Stored data entries
┏━━
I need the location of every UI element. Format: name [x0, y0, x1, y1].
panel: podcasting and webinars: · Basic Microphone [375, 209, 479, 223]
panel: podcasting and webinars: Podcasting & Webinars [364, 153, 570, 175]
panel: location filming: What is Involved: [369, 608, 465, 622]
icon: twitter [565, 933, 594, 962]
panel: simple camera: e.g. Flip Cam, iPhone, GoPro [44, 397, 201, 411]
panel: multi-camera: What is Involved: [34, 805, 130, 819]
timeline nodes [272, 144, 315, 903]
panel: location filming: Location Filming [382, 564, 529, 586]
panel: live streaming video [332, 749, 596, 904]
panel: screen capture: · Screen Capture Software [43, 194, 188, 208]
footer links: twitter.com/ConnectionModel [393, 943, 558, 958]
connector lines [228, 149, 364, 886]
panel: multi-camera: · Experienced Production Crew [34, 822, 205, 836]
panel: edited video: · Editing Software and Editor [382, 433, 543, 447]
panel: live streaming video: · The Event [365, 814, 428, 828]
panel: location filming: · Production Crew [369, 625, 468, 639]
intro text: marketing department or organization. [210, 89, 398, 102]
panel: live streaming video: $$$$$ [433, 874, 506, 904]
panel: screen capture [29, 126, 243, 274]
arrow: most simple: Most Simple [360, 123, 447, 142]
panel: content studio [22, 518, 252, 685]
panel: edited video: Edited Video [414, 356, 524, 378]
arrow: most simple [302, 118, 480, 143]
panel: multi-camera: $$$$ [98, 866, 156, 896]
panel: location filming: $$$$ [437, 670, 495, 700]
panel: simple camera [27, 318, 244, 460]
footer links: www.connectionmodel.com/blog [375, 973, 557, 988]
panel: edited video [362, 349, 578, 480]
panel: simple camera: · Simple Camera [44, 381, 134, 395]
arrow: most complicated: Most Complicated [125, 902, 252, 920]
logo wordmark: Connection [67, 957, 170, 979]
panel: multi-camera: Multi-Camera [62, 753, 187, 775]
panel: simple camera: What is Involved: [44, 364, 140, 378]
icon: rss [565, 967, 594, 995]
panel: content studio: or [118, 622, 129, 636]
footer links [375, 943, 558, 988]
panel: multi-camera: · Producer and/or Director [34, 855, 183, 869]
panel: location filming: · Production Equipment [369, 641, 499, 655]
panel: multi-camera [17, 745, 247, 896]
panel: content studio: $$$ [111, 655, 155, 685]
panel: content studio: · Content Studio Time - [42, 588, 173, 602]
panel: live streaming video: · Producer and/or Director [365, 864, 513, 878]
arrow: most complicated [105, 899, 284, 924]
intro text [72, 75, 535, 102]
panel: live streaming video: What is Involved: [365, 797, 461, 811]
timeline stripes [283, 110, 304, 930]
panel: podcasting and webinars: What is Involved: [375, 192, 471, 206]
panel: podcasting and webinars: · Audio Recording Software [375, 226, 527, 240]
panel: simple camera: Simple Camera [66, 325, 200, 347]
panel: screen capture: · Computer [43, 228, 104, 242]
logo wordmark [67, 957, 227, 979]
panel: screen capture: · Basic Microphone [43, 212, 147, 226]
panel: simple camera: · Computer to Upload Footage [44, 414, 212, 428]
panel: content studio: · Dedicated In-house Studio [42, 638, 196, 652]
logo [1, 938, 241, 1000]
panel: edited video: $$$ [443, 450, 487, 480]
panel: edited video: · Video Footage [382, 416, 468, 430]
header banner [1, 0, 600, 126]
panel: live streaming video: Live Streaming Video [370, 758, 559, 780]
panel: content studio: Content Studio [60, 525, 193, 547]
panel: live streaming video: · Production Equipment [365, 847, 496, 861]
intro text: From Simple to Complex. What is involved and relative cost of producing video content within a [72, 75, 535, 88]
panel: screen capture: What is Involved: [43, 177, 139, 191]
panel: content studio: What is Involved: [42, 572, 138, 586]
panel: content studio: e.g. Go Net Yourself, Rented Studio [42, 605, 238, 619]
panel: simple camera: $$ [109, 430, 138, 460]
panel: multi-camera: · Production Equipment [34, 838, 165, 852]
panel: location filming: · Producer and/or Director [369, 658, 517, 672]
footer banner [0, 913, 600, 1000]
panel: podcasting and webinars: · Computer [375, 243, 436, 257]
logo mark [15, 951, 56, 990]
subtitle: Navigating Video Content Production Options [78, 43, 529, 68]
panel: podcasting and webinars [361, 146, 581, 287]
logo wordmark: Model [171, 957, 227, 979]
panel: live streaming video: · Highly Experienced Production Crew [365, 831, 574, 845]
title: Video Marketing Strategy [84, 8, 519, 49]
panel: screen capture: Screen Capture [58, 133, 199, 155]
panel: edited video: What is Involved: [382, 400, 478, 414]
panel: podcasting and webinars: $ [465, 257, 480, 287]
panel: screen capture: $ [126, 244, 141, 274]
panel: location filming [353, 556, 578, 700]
┗━━
◆ Written task: Repeat the material from its first line through the line containing "panel: screen capture [29, 126, 243, 274]", substituting "USB Microphone" for "Basic Microphone" and leaving everything else unchanged.

◆ Output for this task:
I need the location of every UI element. Format: name [x0, y0, x1, y1].
panel: podcasting and webinars: · USB Microphone [375, 209, 479, 223]
panel: podcasting and webinars: Podcasting & Webinars [364, 153, 570, 175]
panel: location filming: What is Involved: [369, 608, 465, 622]
icon: twitter [565, 933, 594, 962]
panel: simple camera: e.g. Flip Cam, iPhone, GoPro [44, 397, 201, 411]
panel: multi-camera: What is Involved: [34, 805, 130, 819]
timeline nodes [272, 144, 315, 903]
panel: location filming: Location Filming [382, 564, 529, 586]
panel: live streaming video [332, 749, 596, 904]
panel: screen capture: · Screen Capture Software [43, 194, 188, 208]
footer links: twitter.com/ConnectionModel [393, 943, 558, 958]
connector lines [228, 149, 364, 886]
panel: multi-camera: · Experienced Production Crew [34, 822, 205, 836]
panel: edited video: · Editing Software and Editor [382, 433, 543, 447]
panel: live streaming video: · The Event [365, 814, 428, 828]
panel: location filming: · Production Crew [369, 625, 468, 639]
intro text: marketing department or organization. [210, 89, 398, 102]
panel: live streaming video: $$$$$ [433, 874, 506, 904]
panel: screen capture [29, 126, 243, 274]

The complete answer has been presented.